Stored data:
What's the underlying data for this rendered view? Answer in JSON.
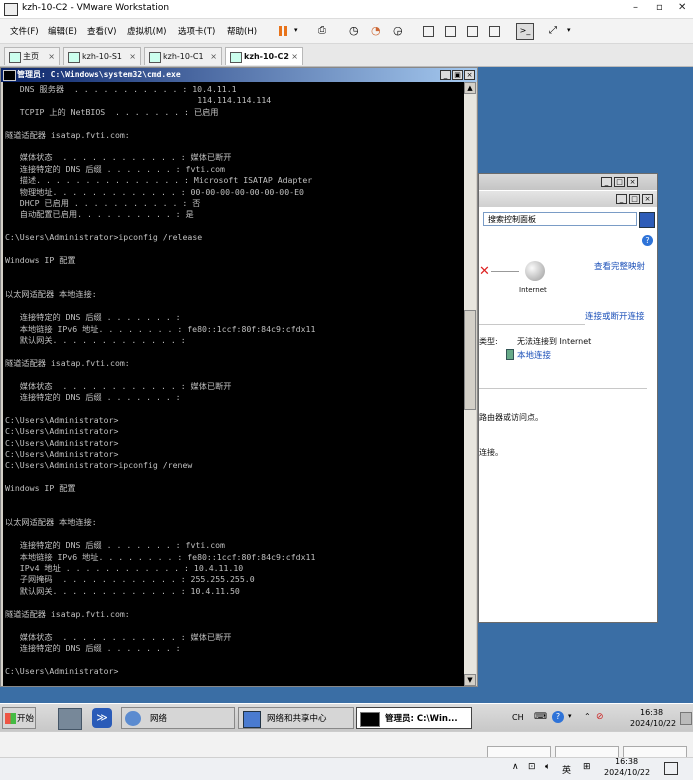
{
  "vmware": {
    "title": "kzh-10-C2 - VMware Workstation",
    "menu": [
      "文件(F)",
      "编辑(E)",
      "查看(V)",
      "虚拟机(M)",
      "选项卡(T)",
      "帮助(H)"
    ],
    "tabs": [
      "主页",
      "kzh-10-S1",
      "kzh-10-C1",
      "kzh-10-C2"
    ]
  },
  "cmd": {
    "title": "管理员: C:\\Windows\\system32\\cmd.exe",
    "lines": [
      "   DNS 服务器  . . . . . . . . . . . : 10.4.11.1",
      "                                       114.114.114.114",
      "   TCPIP 上的 NetBIOS  . . . . . . . : 已启用",
      "",
      "隧道适配器 isatap.fvti.com:",
      "",
      "   媒体状态  . . . . . . . . . . . . : 媒体已断开",
      "   连接特定的 DNS 后缀 . . . . . . . : fvti.com",
      "   描述. . . . . . . . . . . . . . . : Microsoft ISATAP Adapter",
      "   物理地址. . . . . . . . . . . . . : 00-00-00-00-00-00-00-E0",
      "   DHCP 已启用 . . . . . . . . . . . : 否",
      "   自动配置已启用. . . . . . . . . . : 是",
      "",
      "C:\\Users\\Administrator>ipconfig /release",
      "",
      "Windows IP 配置",
      "",
      "",
      "以太网适配器 本地连接:",
      "",
      "   连接特定的 DNS 后缀 . . . . . . . :",
      "   本地链接 IPv6 地址. . . . . . . . : fe80::1ccf:80f:84c9:cfdx11",
      "   默认网关. . . . . . . . . . . . . :",
      "",
      "隧道适配器 isatap.fvti.com:",
      "",
      "   媒体状态  . . . . . . . . . . . . : 媒体已断开",
      "   连接特定的 DNS 后缀 . . . . . . . :",
      "",
      "C:\\Users\\Administrator>",
      "C:\\Users\\Administrator>",
      "C:\\Users\\Administrator>",
      "C:\\Users\\Administrator>",
      "C:\\Users\\Administrator>ipconfig /renew",
      "",
      "Windows IP 配置",
      "",
      "",
      "以太网适配器 本地连接:",
      "",
      "   连接特定的 DNS 后缀 . . . . . . . : fvti.com",
      "   本地链接 IPv6 地址. . . . . . . . : fe80::1ccf:80f:84c9:cfdx11",
      "   IPv4 地址 . . . . . . . . . . . . : 10.4.11.10",
      "   子网掩码  . . . . . . . . . . . . : 255.255.255.0",
      "   默认网关. . . . . . . . . . . . . : 10.4.11.50",
      "",
      "隧道适配器 isatap.fvti.com:",
      "",
      "   媒体状态  . . . . . . . . . . . . : 媒体已断开",
      "   连接特定的 DNS 后缀 . . . . . . . :",
      "",
      "C:\\Users\\Administrator>"
    ]
  },
  "control_panel": {
    "search_placeholder": "搜索控制面板",
    "view_full_map": "查看完整映射",
    "internet_label": "Internet",
    "connect_disconnect": "连接或断开连接",
    "type_label": "类型:",
    "type_value": "无法连接到 Internet",
    "local_connection": "本地连接",
    "router_text": "路由器或访问点。",
    "connect_text": "连接。"
  },
  "guest_taskbar": {
    "start": "开始",
    "items": [
      "网络",
      "网络和共享中心",
      "管理员: C:\\Win..."
    ],
    "ime": "CH",
    "time": "16:38",
    "date": "2024/10/22"
  },
  "host_taskbar": {
    "ime": "英",
    "time": "16:38",
    "date": "2024/10/22"
  }
}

| Exercise |
Set down all the data again exactly as above, pictures excluded.

| Result |
What's the underlying data for this rendered view? Answer in JSON.
{
  "vmware": {
    "title": "kzh-10-C2 - VMware Workstation",
    "menu": [
      "文件(F)",
      "编辑(E)",
      "查看(V)",
      "虚拟机(M)",
      "选项卡(T)",
      "帮助(H)"
    ],
    "tabs": [
      "主页",
      "kzh-10-S1",
      "kzh-10-C1",
      "kzh-10-C2"
    ]
  },
  "cmd": {
    "title": "管理员: C:\\Windows\\system32\\cmd.exe",
    "lines": [
      "   DNS 服务器  . . . . . . . . . . . : 10.4.11.1",
      "                                       114.114.114.114",
      "   TCPIP 上的 NetBIOS  . . . . . . . : 已启用",
      "",
      "隧道适配器 isatap.fvti.com:",
      "",
      "   媒体状态  . . . . . . . . . . . . : 媒体已断开",
      "   连接特定的 DNS 后缀 . . . . . . . : fvti.com",
      "   描述. . . . . . . . . . . . . . . : Microsoft ISATAP Adapter",
      "   物理地址. . . . . . . . . . . . . : 00-00-00-00-00-00-00-E0",
      "   DHCP 已启用 . . . . . . . . . . . : 否",
      "   自动配置已启用. . . . . . . . . . : 是",
      "",
      "C:\\Users\\Administrator>ipconfig /release",
      "",
      "Windows IP 配置",
      "",
      "",
      "以太网适配器 本地连接:",
      "",
      "   连接特定的 DNS 后缀 . . . . . . . :",
      "   本地链接 IPv6 地址. . . . . . . . : fe80::1ccf:80f:84c9:cfdx11",
      "   默认网关. . . . . . . . . . . . . :",
      "",
      "隧道适配器 isatap.fvti.com:",
      "",
      "   媒体状态  . . . . . . . . . . . . : 媒体已断开",
      "   连接特定的 DNS 后缀 . . . . . . . :",
      "",
      "C:\\Users\\Administrator>",
      "C:\\Users\\Administrator>",
      "C:\\Users\\Administrator>",
      "C:\\Users\\Administrator>",
      "C:\\Users\\Administrator>ipconfig /renew",
      "",
      "Windows IP 配置",
      "",
      "",
      "以太网适配器 本地连接:",
      "",
      "   连接特定的 DNS 后缀 . . . . . . . : fvti.com",
      "   本地链接 IPv6 地址. . . . . . . . : fe80::1ccf:80f:84c9:cfdx11",
      "   IPv4 地址 . . . . . . . . . . . . : 10.4.11.10",
      "   子网掩码  . . . . . . . . . . . . : 255.255.255.0",
      "   默认网关. . . . . . . . . . . . . : 10.4.11.50",
      "",
      "隧道适配器 isatap.fvti.com:",
      "",
      "   媒体状态  . . . . . . . . . . . . : 媒体已断开",
      "   连接特定的 DNS 后缀 . . . . . . . :",
      "",
      "C:\\Users\\Administrator>"
    ]
  },
  "control_panel": {
    "search_placeholder": "搜索控制面板",
    "view_full_map": "查看完整映射",
    "internet_label": "Internet",
    "connect_disconnect": "连接或断开连接",
    "type_label": "类型:",
    "type_value": "无法连接到 Internet",
    "local_connection": "本地连接",
    "router_text": "路由器或访问点。",
    "connect_text": "连接。"
  },
  "guest_taskbar": {
    "start": "开始",
    "items": [
      "网络",
      "网络和共享中心",
      "管理员: C:\\Win..."
    ],
    "ime": "CH",
    "time": "16:38",
    "date": "2024/10/22"
  },
  "host_taskbar": {
    "ime": "英",
    "time": "16:38",
    "date": "2024/10/22"
  }
}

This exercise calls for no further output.